*Exercise prompt*. Copy out all lines where "tidyverse" appears.

======== Data for this task ========

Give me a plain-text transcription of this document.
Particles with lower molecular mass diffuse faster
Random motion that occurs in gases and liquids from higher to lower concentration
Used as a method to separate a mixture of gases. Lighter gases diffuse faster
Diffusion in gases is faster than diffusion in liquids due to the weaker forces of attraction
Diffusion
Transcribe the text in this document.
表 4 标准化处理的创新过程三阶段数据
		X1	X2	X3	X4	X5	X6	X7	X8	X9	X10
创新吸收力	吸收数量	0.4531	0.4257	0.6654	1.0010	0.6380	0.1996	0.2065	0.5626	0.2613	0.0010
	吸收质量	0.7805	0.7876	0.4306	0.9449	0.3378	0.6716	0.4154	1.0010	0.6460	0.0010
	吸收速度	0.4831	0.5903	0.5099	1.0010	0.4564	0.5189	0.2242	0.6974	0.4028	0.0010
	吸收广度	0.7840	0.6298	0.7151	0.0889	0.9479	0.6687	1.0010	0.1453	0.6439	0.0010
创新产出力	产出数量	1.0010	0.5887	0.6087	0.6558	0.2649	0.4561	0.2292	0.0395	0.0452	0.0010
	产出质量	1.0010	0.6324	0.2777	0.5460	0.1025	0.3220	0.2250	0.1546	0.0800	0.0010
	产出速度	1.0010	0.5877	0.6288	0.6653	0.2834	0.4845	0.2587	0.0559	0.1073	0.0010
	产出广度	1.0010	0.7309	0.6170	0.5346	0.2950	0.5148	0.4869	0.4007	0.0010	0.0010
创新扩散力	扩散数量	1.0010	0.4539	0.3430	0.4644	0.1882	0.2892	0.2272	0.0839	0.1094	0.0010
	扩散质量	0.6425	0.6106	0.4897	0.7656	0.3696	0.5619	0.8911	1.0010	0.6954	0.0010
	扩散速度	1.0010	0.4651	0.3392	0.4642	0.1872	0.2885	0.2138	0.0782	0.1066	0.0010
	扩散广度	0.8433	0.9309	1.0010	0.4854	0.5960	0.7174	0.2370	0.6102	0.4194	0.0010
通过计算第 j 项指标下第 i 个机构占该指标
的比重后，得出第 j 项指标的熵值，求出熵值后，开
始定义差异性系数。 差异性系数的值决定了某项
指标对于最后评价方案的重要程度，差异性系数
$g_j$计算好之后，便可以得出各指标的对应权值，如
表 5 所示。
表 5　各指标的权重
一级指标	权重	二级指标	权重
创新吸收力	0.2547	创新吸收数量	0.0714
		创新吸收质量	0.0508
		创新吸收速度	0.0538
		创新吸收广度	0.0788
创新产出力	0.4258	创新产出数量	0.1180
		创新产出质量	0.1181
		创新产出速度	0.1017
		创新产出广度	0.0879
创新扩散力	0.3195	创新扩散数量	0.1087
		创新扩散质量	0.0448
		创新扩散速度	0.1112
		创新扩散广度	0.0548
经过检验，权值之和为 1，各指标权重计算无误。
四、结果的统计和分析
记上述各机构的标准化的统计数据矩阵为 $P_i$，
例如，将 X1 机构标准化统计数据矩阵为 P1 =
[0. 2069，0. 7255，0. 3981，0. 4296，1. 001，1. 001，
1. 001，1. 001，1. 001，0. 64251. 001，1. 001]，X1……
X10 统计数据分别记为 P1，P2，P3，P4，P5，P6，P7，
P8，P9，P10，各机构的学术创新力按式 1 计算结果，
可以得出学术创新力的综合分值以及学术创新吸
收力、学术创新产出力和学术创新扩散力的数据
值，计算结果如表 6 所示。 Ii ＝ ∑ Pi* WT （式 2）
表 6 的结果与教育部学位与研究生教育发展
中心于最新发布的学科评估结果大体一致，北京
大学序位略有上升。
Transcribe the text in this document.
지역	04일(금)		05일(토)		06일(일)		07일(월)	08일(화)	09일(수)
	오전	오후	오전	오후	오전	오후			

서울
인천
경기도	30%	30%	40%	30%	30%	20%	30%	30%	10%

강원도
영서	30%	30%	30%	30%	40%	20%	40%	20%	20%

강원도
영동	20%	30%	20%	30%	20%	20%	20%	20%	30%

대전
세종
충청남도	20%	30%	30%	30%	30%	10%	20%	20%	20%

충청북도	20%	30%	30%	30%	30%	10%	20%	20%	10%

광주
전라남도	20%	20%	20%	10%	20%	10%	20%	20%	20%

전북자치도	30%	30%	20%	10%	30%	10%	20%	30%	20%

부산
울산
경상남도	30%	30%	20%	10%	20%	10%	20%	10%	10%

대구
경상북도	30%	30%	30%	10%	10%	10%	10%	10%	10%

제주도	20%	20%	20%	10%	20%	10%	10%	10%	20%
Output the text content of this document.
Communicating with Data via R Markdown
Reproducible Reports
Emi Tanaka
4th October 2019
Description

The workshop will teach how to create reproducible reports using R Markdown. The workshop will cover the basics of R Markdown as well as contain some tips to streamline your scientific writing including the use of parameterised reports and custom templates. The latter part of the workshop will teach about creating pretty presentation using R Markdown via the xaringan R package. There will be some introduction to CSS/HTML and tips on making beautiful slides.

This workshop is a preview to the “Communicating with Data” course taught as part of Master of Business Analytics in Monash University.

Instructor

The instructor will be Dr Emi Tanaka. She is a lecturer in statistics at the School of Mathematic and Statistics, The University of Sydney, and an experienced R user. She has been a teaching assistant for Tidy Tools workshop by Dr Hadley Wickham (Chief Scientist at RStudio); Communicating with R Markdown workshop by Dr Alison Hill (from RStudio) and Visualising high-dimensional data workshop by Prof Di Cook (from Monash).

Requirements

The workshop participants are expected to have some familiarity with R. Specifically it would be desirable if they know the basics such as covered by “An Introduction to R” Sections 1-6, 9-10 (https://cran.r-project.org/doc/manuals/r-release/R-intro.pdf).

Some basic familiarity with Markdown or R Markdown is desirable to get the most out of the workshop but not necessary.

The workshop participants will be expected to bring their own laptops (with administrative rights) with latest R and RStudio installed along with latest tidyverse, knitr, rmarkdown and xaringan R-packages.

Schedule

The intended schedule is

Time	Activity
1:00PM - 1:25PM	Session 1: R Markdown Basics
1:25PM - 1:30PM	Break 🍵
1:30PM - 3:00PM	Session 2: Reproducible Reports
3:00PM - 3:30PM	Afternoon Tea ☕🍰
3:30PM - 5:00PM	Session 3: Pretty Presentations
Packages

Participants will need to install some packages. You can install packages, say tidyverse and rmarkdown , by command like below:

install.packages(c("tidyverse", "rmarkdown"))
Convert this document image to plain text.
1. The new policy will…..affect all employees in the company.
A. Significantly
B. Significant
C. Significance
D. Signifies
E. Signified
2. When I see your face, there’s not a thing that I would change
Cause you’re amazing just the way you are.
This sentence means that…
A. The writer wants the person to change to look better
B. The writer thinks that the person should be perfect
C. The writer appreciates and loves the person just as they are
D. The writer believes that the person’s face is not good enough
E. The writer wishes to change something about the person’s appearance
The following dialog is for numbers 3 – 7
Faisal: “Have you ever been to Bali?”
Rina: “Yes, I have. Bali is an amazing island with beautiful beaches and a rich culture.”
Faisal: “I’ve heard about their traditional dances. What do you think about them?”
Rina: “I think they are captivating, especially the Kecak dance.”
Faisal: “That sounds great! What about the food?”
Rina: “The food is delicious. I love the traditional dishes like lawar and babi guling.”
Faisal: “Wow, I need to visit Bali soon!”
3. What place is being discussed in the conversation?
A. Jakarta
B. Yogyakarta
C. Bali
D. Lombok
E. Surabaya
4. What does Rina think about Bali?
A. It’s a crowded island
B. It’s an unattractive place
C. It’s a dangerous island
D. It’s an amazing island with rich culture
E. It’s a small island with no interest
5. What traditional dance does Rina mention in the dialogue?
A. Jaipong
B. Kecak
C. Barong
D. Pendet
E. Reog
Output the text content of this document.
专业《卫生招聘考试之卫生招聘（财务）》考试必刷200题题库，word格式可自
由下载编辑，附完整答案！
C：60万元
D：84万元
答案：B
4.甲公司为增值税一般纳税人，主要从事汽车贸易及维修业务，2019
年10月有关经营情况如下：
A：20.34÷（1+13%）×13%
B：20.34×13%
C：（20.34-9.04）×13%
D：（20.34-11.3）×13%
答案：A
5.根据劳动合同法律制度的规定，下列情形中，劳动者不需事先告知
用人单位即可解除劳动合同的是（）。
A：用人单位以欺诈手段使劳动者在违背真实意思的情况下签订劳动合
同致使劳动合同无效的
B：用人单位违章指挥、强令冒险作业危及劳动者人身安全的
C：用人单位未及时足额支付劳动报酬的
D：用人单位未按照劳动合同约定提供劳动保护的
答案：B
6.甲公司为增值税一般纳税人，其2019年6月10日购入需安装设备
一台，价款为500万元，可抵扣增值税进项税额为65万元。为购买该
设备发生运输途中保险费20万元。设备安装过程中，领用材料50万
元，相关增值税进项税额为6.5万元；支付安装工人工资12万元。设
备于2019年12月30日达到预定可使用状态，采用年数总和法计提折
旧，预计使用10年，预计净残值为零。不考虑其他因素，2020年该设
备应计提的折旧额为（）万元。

========

*Exercise solution*.
The workshop participants will be expected to bring their own laptops (with administrative rights) with latest R and RStudio installed along with latest tidyverse, knitr, rmarkdown and xaringan R-packages.
Participants will need to install some packages. You can install packages, say tidyverse and rmarkdown , by command like below:
install.packages(c("tidyverse", "rmarkdown"))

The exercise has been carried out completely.